::: Extracted material

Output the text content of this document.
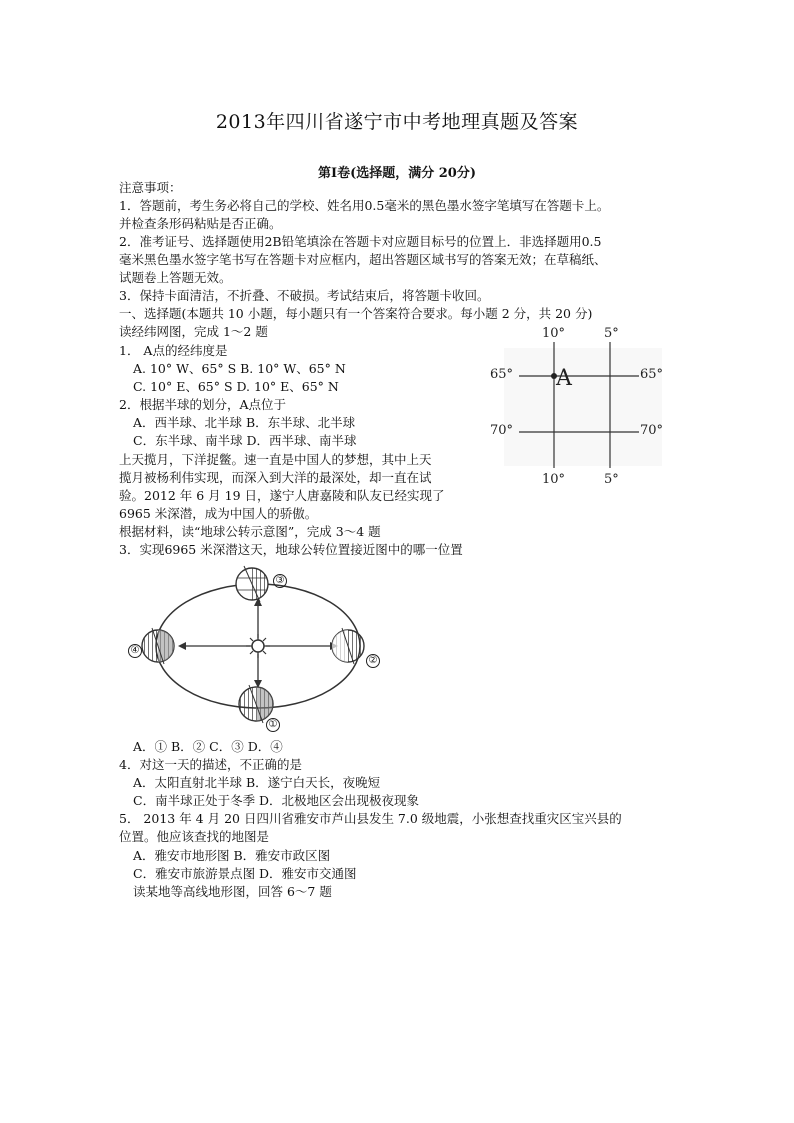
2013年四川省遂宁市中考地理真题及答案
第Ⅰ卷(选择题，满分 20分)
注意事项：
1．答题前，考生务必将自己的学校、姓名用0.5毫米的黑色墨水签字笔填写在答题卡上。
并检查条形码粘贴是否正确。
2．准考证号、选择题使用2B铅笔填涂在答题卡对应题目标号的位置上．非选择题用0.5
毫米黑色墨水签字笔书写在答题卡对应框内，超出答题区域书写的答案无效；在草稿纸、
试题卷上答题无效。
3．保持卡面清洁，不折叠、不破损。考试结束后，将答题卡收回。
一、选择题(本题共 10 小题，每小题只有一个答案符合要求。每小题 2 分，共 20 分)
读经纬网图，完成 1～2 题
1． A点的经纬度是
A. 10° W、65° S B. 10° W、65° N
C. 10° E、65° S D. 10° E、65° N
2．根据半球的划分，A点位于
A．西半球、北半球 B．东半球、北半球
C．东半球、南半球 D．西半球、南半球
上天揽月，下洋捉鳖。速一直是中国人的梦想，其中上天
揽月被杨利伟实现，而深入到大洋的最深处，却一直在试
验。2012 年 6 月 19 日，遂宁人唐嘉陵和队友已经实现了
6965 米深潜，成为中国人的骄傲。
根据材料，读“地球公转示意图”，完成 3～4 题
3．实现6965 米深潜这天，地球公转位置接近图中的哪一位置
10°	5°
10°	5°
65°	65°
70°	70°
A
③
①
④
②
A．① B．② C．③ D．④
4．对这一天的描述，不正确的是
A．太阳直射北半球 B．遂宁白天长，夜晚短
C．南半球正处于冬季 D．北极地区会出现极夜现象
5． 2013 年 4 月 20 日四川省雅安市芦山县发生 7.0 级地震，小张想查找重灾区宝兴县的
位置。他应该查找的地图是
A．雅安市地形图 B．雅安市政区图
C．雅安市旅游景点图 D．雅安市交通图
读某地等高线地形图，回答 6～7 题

::::::
::: Extracted material

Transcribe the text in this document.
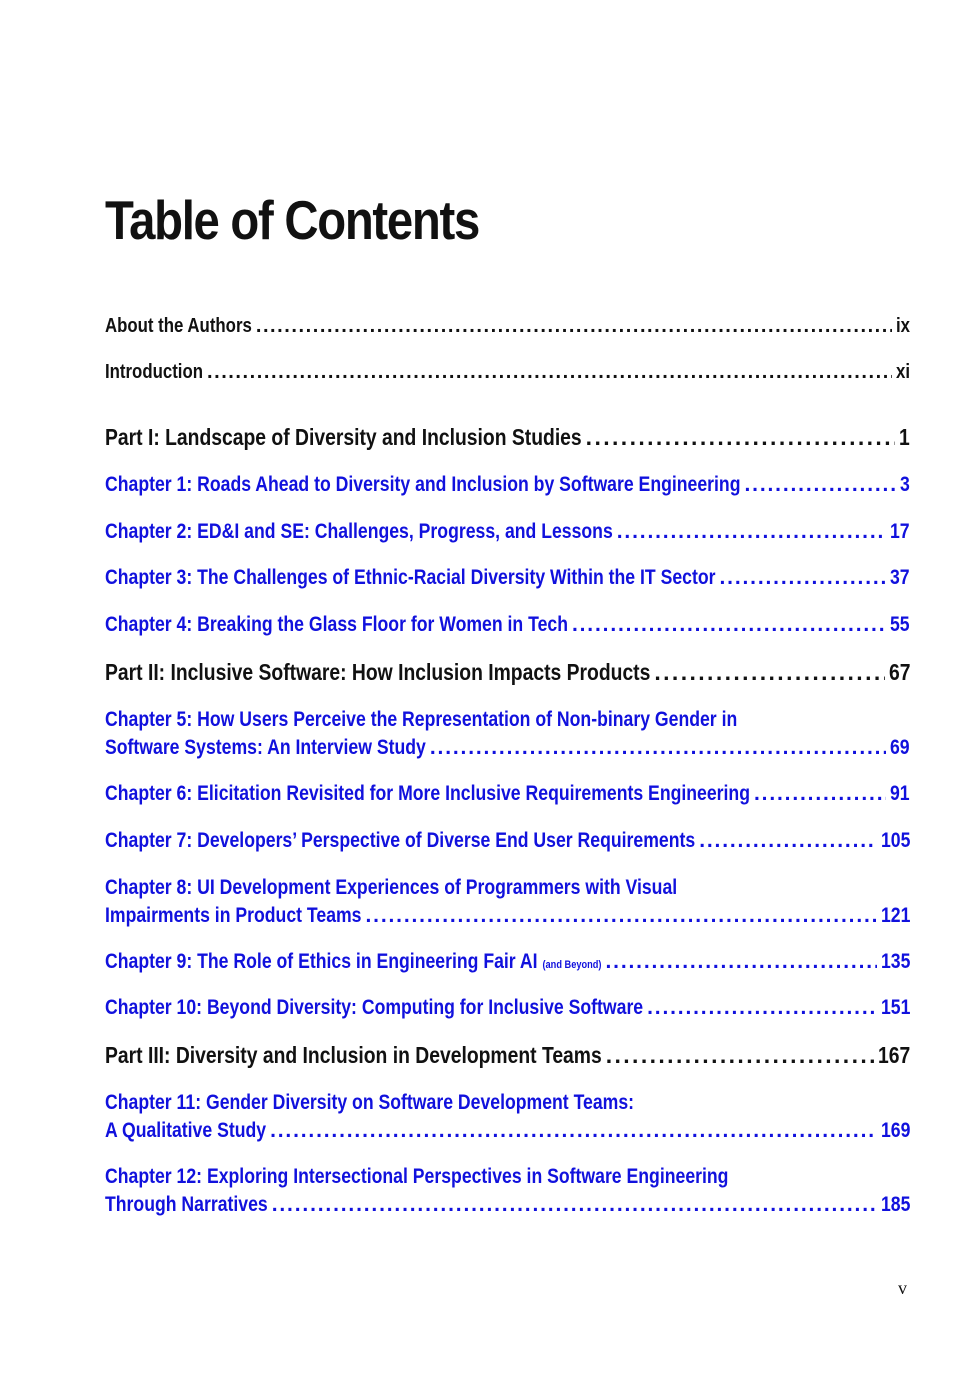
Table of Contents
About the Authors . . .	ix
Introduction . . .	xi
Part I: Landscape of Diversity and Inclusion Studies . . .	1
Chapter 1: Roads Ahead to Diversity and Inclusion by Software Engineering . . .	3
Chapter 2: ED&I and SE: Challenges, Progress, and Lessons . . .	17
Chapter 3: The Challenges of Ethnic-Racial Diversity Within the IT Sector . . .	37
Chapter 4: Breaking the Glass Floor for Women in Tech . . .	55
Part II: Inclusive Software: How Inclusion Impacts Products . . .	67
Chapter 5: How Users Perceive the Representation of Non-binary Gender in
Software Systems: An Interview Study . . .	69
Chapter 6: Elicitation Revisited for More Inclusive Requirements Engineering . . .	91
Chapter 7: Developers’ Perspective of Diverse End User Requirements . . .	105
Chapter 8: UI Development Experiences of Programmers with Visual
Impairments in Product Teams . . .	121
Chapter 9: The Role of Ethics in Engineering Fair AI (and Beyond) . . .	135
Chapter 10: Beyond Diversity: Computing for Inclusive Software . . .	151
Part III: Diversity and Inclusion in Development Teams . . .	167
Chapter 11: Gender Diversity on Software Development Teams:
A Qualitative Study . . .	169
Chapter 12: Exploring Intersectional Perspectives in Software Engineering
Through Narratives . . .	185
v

::::::
::: Extracted material

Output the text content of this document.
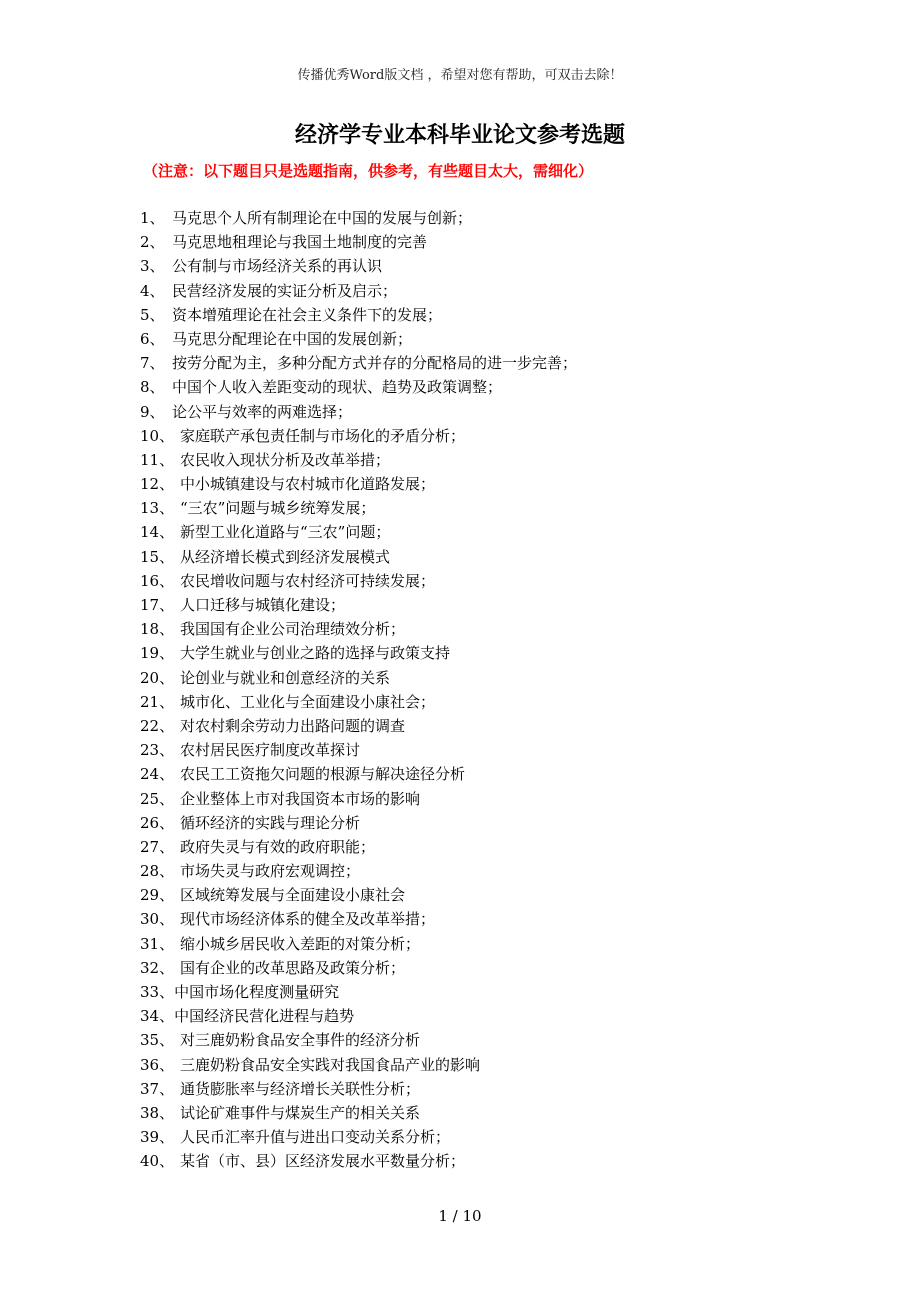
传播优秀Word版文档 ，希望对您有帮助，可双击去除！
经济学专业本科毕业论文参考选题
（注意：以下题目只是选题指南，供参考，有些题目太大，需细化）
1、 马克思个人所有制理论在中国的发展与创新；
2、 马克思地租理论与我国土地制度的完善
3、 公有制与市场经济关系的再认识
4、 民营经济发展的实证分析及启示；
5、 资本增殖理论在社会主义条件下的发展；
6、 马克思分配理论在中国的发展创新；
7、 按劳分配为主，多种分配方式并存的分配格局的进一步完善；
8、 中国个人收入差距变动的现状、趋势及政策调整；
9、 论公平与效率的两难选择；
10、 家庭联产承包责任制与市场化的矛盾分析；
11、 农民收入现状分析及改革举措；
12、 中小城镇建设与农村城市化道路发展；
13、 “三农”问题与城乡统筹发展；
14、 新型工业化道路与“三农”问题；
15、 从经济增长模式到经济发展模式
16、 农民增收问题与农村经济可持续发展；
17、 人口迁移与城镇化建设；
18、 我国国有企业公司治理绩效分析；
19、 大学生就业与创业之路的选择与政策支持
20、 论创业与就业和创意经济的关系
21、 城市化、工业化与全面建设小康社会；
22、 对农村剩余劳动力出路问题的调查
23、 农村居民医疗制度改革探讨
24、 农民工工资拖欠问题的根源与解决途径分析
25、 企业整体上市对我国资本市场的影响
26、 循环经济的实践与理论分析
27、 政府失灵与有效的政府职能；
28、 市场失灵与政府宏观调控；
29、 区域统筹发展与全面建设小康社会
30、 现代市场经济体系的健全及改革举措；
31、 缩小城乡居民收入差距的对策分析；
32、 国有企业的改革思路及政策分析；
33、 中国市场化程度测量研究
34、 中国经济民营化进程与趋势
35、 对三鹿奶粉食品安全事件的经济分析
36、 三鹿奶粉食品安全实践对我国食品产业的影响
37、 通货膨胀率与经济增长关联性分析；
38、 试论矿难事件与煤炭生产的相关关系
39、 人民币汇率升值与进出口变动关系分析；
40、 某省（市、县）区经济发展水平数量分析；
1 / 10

::::::

» Exercise description
Search the listing above for the string "Gender". Copy every line that contains it.

» Answer to this problem
Chapter 5: How Users Perceive the Representation of Non-binary Gender in
Chapter 11: Gender Diversity on Software Development Teams:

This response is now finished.